#### Problem details:
Locate the lines that hold the string "with". Copy every such line.

#### Data provided:

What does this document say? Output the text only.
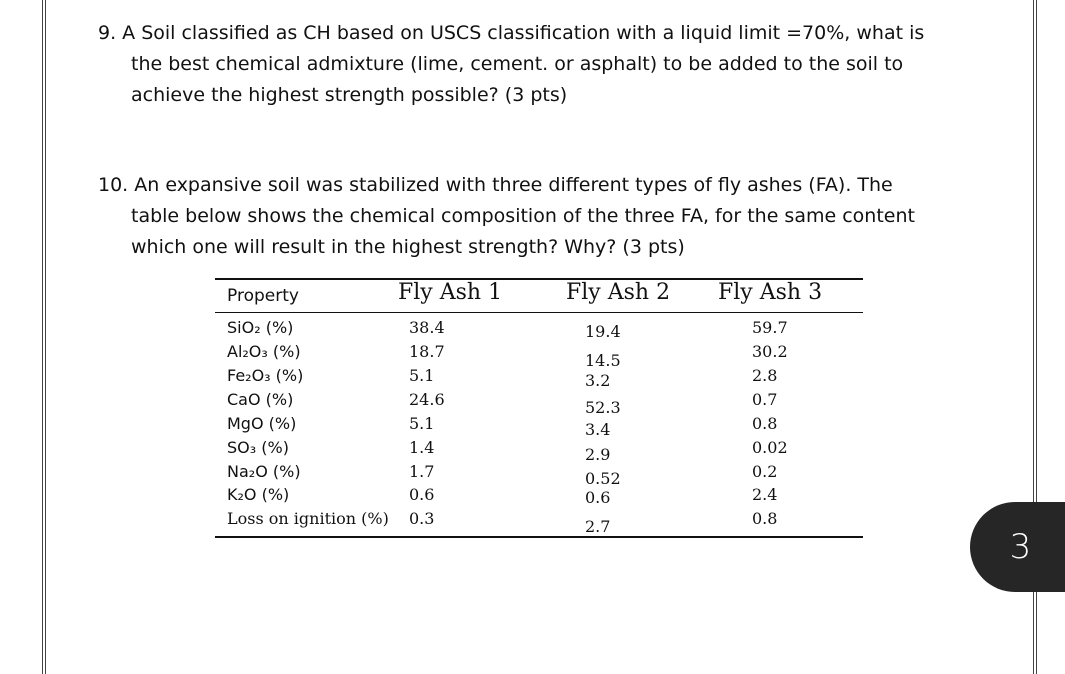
9. A Soil classified as CH based on USCS classification with a liquid limit =70%, what is
the best chemical admixture (lime, cement. or asphalt) to be added to the soil to
achieve the highest strength possible? (3 pts)
10. An expansive soil was stabilized with three different types of fly ashes (FA). The
table below shows the chemical composition of the three FA, for the same content
which one will result in the highest strength? Why? (3 pts)
Property	Fly Ash 1	Fly Ash 2 Fly Ash 3
SiO₂ (%)	38.4	19.4	59.7
Al₂O₃ (%)	18.7	14.5	30.2
Fe₂O₃ (%)	5.1	3.2	2.8
CaO (%)	24.6	52.3	0.7
MgO (%)	5.1	3.4	0.8
SO₃ (%)	1.4	2.9	0.02
Na₂O (%)	1.7	0.52	0.2
K₂O (%)	0.6	0.6	2.4
Loss on ignition (%) 0.3	2.7	0.8
3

#### Exercise response:
9. A Soil classified as CH based on USCS classification with a liquid limit =70%, what is
10. An expansive soil was stabilized with three different types of fly ashes (FA). The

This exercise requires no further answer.